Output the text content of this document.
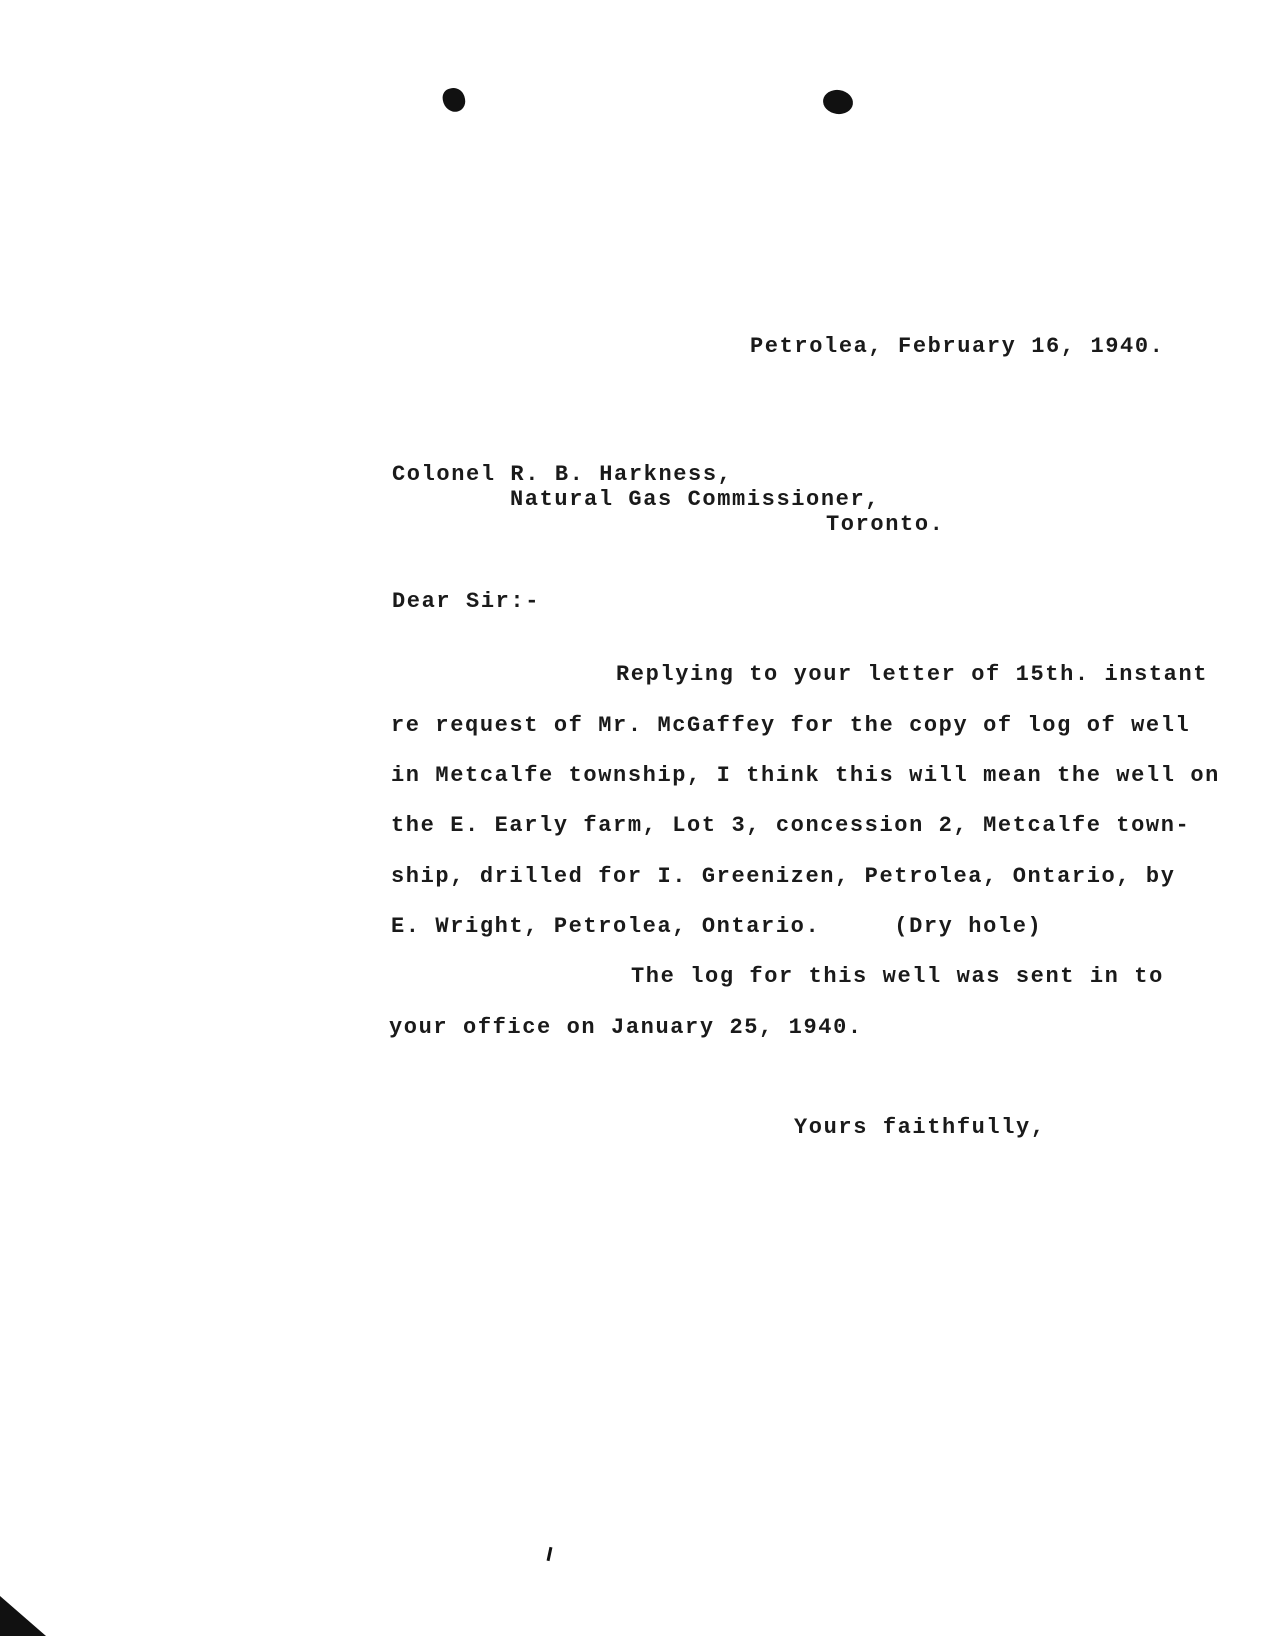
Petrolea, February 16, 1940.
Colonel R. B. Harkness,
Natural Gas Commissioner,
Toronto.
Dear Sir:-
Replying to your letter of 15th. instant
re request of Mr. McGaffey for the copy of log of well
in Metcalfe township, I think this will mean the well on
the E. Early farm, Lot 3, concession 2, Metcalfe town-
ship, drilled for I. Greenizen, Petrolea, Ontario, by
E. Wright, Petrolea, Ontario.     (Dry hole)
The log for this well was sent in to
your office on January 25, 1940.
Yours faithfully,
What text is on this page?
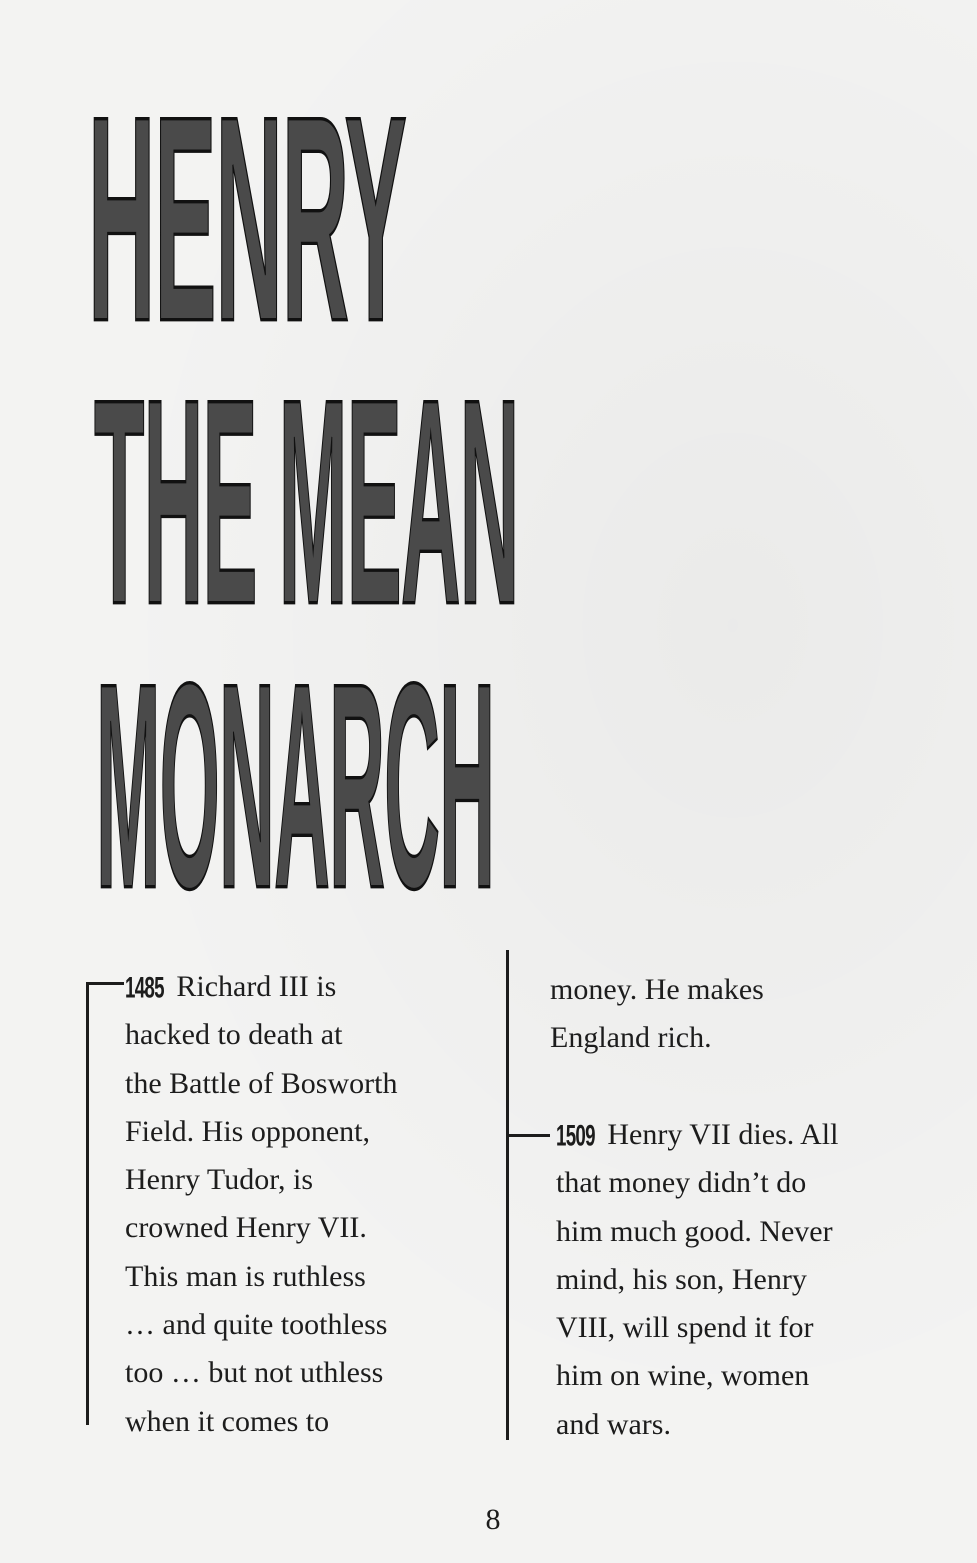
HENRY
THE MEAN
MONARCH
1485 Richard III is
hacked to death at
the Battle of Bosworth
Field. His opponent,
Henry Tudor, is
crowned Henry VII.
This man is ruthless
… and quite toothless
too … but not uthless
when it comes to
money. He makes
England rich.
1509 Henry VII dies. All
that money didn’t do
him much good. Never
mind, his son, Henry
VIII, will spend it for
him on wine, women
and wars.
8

Task description: Each entry above is to be written out again unchanged, apart from the pictures, which are left out.

The completed task:
Output the text content of this document.
Petrolea, February 16, 1940.
Colonel R. B. Harkness,
Natural Gas Commissioner,
Toronto.
Dear Sir:-
Replying to your letter of 15th. instant
re request of Mr. McGaffey for the copy of log of well
in Metcalfe township, I think this will mean the well on
the E. Early farm, Lot 3, concession 2, Metcalfe town-
ship, drilled for I. Greenizen, Petrolea, Ontario, by
E. Wright, Petrolea, Ontario.     (Dry hole)
The log for this well was sent in to
your office on January 25, 1940.
Yours faithfully,
What text is on this page?
HENRY
THE MEAN
MONARCH
1485 Richard III is
hacked to death at
the Battle of Bosworth
Field. His opponent,
Henry Tudor, is
crowned Henry VII.
This man is ruthless
… and quite toothless
too … but not uthless
when it comes to
money. He makes
England rich.
1509 Henry VII dies. All
that money didn’t do
him much good. Never
mind, his son, Henry
VIII, will spend it for
him on wine, women
and wars.
8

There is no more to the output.